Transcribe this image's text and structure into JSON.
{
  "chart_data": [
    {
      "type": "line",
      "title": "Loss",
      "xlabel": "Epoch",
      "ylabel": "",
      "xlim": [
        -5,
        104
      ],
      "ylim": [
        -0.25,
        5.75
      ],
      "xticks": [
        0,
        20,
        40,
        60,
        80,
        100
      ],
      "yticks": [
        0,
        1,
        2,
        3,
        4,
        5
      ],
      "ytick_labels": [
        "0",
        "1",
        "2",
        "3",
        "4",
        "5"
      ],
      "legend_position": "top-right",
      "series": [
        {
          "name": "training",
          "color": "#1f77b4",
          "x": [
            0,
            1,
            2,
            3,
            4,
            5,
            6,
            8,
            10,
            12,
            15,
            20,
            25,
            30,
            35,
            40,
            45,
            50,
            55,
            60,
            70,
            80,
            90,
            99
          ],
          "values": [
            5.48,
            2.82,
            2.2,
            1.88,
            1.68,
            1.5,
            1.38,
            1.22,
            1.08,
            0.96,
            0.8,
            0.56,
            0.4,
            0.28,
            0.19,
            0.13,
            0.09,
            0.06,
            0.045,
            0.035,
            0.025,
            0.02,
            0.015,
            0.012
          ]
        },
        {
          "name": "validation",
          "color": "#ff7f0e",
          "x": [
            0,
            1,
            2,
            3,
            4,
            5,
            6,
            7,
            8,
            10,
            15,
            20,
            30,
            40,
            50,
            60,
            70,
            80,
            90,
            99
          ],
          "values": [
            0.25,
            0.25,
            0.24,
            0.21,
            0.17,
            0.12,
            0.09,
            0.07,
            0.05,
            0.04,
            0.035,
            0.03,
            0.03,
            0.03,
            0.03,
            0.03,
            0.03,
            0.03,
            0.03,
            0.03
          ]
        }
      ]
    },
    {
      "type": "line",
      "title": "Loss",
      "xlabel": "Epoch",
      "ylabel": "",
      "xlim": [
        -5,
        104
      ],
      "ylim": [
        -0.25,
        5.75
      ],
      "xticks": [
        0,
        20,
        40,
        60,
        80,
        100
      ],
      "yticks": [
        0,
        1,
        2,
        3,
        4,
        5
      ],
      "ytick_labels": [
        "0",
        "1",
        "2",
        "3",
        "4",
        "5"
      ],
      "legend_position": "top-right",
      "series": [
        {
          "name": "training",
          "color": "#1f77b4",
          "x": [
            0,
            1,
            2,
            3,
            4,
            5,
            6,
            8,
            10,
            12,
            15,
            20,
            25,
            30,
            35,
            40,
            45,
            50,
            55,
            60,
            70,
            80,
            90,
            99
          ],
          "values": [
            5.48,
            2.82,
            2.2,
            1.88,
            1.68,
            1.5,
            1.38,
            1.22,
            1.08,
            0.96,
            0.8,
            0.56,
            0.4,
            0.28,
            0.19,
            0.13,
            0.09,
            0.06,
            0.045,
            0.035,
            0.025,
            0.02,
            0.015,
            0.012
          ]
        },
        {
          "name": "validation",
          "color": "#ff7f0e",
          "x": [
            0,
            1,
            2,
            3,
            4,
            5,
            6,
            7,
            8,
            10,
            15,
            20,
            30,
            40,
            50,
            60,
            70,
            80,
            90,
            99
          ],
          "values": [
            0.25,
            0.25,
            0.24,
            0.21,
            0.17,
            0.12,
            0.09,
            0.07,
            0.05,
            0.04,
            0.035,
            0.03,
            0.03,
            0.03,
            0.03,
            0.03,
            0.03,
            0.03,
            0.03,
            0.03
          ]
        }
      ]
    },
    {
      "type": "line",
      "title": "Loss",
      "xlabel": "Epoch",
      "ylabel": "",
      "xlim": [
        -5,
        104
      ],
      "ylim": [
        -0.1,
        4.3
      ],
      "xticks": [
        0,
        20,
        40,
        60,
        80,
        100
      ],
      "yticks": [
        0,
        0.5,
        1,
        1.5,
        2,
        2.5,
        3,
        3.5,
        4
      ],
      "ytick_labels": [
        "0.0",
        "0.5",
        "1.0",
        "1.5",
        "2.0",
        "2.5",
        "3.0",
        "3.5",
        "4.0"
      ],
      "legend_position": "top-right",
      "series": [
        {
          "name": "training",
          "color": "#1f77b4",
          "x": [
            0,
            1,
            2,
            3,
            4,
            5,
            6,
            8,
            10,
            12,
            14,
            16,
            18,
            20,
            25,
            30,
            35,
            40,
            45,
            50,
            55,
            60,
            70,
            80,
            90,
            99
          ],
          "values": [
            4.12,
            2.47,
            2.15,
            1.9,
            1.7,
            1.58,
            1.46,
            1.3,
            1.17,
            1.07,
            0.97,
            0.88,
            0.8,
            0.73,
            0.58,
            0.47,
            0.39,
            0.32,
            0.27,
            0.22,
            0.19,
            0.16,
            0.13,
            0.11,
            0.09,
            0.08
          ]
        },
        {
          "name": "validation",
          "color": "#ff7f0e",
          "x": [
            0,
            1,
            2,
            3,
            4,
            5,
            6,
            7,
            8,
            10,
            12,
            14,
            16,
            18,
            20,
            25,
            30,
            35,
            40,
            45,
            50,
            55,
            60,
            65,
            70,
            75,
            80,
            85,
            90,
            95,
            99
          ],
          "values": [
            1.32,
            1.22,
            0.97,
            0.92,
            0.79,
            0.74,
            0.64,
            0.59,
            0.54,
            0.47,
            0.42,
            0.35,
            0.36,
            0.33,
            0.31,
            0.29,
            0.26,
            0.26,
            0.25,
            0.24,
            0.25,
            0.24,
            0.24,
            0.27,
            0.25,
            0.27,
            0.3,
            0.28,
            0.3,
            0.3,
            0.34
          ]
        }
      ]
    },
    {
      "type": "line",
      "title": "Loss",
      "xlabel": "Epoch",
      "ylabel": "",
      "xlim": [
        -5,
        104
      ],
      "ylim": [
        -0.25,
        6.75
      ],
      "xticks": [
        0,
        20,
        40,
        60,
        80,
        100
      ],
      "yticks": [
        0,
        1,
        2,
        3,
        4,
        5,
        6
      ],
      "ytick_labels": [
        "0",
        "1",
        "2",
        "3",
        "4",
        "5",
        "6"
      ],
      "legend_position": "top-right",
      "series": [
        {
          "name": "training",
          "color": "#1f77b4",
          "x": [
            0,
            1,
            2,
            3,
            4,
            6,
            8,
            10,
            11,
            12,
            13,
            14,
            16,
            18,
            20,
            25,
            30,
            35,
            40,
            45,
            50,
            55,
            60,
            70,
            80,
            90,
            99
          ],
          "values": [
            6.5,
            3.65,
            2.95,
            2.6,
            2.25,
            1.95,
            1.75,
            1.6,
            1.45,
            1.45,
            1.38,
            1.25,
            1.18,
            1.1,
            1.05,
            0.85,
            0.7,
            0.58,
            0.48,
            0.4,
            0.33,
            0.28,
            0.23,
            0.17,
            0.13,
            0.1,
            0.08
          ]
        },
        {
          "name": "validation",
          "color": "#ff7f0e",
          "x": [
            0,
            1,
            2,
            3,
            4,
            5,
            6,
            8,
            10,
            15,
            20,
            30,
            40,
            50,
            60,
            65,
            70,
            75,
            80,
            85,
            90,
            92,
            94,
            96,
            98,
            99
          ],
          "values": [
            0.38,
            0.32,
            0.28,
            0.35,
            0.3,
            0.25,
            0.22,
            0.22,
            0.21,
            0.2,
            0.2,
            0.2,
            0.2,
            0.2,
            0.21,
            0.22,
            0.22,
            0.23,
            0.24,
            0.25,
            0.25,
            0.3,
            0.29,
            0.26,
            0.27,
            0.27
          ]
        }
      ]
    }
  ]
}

### Problem
Take the entries above and transcribe them in full.

### Written answer
Transcribe this image's text and structure into JSON.
{
  "chart_data": [
    {
      "type": "line",
      "title": "Loss",
      "xlabel": "Epoch",
      "ylabel": "",
      "xlim": [
        -5,
        104
      ],
      "ylim": [
        -0.25,
        5.75
      ],
      "xticks": [
        0,
        20,
        40,
        60,
        80,
        100
      ],
      "yticks": [
        0,
        1,
        2,
        3,
        4,
        5
      ],
      "ytick_labels": [
        "0",
        "1",
        "2",
        "3",
        "4",
        "5"
      ],
      "legend_position": "top-right",
      "series": [
        {
          "name": "training",
          "color": "#1f77b4",
          "x": [
            0,
            1,
            2,
            3,
            4,
            5,
            6,
            8,
            10,
            12,
            15,
            20,
            25,
            30,
            35,
            40,
            45,
            50,
            55,
            60,
            70,
            80,
            90,
            99
          ],
          "values": [
            5.48,
            2.82,
            2.2,
            1.88,
            1.68,
            1.5,
            1.38,
            1.22,
            1.08,
            0.96,
            0.8,
            0.56,
            0.4,
            0.28,
            0.19,
            0.13,
            0.09,
            0.06,
            0.045,
            0.035,
            0.025,
            0.02,
            0.015,
            0.012
          ]
        },
        {
          "name": "validation",
          "color": "#ff7f0e",
          "x": [
            0,
            1,
            2,
            3,
            4,
            5,
            6,
            7,
            8,
            10,
            15,
            20,
            30,
            40,
            50,
            60,
            70,
            80,
            90,
            99
          ],
          "values": [
            0.25,
            0.25,
            0.24,
            0.21,
            0.17,
            0.12,
            0.09,
            0.07,
            0.05,
            0.04,
            0.035,
            0.03,
            0.03,
            0.03,
            0.03,
            0.03,
            0.03,
            0.03,
            0.03,
            0.03
          ]
        }
      ]
    },
    {
      "type": "line",
      "title": "Loss",
      "xlabel": "Epoch",
      "ylabel": "",
      "xlim": [
        -5,
        104
      ],
      "ylim": [
        -0.25,
        5.75
      ],
      "xticks": [
        0,
        20,
        40,
        60,
        80,
        100
      ],
      "yticks": [
        0,
        1,
        2,
        3,
        4,
        5
      ],
      "ytick_labels": [
        "0",
        "1",
        "2",
        "3",
        "4",
        "5"
      ],
      "legend_position": "top-right",
      "series": [
        {
          "name": "training",
          "color": "#1f77b4",
          "x": [
            0,
            1,
            2,
            3,
            4,
            5,
            6,
            8,
            10,
            12,
            15,
            20,
            25,
            30,
            35,
            40,
            45,
            50,
            55,
            60,
            70,
            80,
            90,
            99
          ],
          "values": [
            5.48,
            2.82,
            2.2,
            1.88,
            1.68,
            1.5,
            1.38,
            1.22,
            1.08,
            0.96,
            0.8,
            0.56,
            0.4,
            0.28,
            0.19,
            0.13,
            0.09,
            0.06,
            0.045,
            0.035,
            0.025,
            0.02,
            0.015,
            0.012
          ]
        },
        {
          "name": "validation",
          "color": "#ff7f0e",
          "x": [
            0,
            1,
            2,
            3,
            4,
            5,
            6,
            7,
            8,
            10,
            15,
            20,
            30,
            40,
            50,
            60,
            70,
            80,
            90,
            99
          ],
          "values": [
            0.25,
            0.25,
            0.24,
            0.21,
            0.17,
            0.12,
            0.09,
            0.07,
            0.05,
            0.04,
            0.035,
            0.03,
            0.03,
            0.03,
            0.03,
            0.03,
            0.03,
            0.03,
            0.03,
            0.03
          ]
        }
      ]
    },
    {
      "type": "line",
      "title": "Loss",
      "xlabel": "Epoch",
      "ylabel": "",
      "xlim": [
        -5,
        104
      ],
      "ylim": [
        -0.1,
        4.3
      ],
      "xticks": [
        0,
        20,
        40,
        60,
        80,
        100
      ],
      "yticks": [
        0,
        0.5,
        1,
        1.5,
        2,
        2.5,
        3,
        3.5,
        4
      ],
      "ytick_labels": [
        "0.0",
        "0.5",
        "1.0",
        "1.5",
        "2.0",
        "2.5",
        "3.0",
        "3.5",
        "4.0"
      ],
      "legend_position": "top-right",
      "series": [
        {
          "name": "training",
          "color": "#1f77b4",
          "x": [
            0,
            1,
            2,
            3,
            4,
            5,
            6,
            8,
            10,
            12,
            14,
            16,
            18,
            20,
            25,
            30,
            35,
            40,
            45,
            50,
            55,
            60,
            70,
            80,
            90,
            99
          ],
          "values": [
            4.12,
            2.47,
            2.15,
            1.9,
            1.7,
            1.58,
            1.46,
            1.3,
            1.17,
            1.07,
            0.97,
            0.88,
            0.8,
            0.73,
            0.58,
            0.47,
            0.39,
            0.32,
            0.27,
            0.22,
            0.19,
            0.16,
            0.13,
            0.11,
            0.09,
            0.08
          ]
        },
        {
          "name": "validation",
          "color": "#ff7f0e",
          "x": [
            0,
            1,
            2,
            3,
            4,
            5,
            6,
            7,
            8,
            10,
            12,
            14,
            16,
            18,
            20,
            25,
            30,
            35,
            40,
            45,
            50,
            55,
            60,
            65,
            70,
            75,
            80,
            85,
            90,
            95,
            99
          ],
          "values": [
            1.32,
            1.22,
            0.97,
            0.92,
            0.79,
            0.74,
            0.64,
            0.59,
            0.54,
            0.47,
            0.42,
            0.35,
            0.36,
            0.33,
            0.31,
            0.29,
            0.26,
            0.26,
            0.25,
            0.24,
            0.25,
            0.24,
            0.24,
            0.27,
            0.25,
            0.27,
            0.3,
            0.28,
            0.3,
            0.3,
            0.34
          ]
        }
      ]
    },
    {
      "type": "line",
      "title": "Loss",
      "xlabel": "Epoch",
      "ylabel": "",
      "xlim": [
        -5,
        104
      ],
      "ylim": [
        -0.25,
        6.75
      ],
      "xticks": [
        0,
        20,
        40,
        60,
        80,
        100
      ],
      "yticks": [
        0,
        1,
        2,
        3,
        4,
        5,
        6
      ],
      "ytick_labels": [
        "0",
        "1",
        "2",
        "3",
        "4",
        "5",
        "6"
      ],
      "legend_position": "top-right",
      "series": [
        {
          "name": "training",
          "color": "#1f77b4",
          "x": [
            0,
            1,
            2,
            3,
            4,
            6,
            8,
            10,
            11,
            12,
            13,
            14,
            16,
            18,
            20,
            25,
            30,
            35,
            40,
            45,
            50,
            55,
            60,
            70,
            80,
            90,
            99
          ],
          "values": [
            6.5,
            3.65,
            2.95,
            2.6,
            2.25,
            1.95,
            1.75,
            1.6,
            1.45,
            1.45,
            1.38,
            1.25,
            1.18,
            1.1,
            1.05,
            0.85,
            0.7,
            0.58,
            0.48,
            0.4,
            0.33,
            0.28,
            0.23,
            0.17,
            0.13,
            0.1,
            0.08
          ]
        },
        {
          "name": "validation",
          "color": "#ff7f0e",
          "x": [
            0,
            1,
            2,
            3,
            4,
            5,
            6,
            8,
            10,
            15,
            20,
            30,
            40,
            50,
            60,
            65,
            70,
            75,
            80,
            85,
            90,
            92,
            94,
            96,
            98,
            99
          ],
          "values": [
            0.38,
            0.32,
            0.28,
            0.35,
            0.3,
            0.25,
            0.22,
            0.22,
            0.21,
            0.2,
            0.2,
            0.2,
            0.2,
            0.2,
            0.21,
            0.22,
            0.22,
            0.23,
            0.24,
            0.25,
            0.25,
            0.3,
            0.29,
            0.26,
            0.27,
            0.27
          ]
        }
      ]
    }
  ]
}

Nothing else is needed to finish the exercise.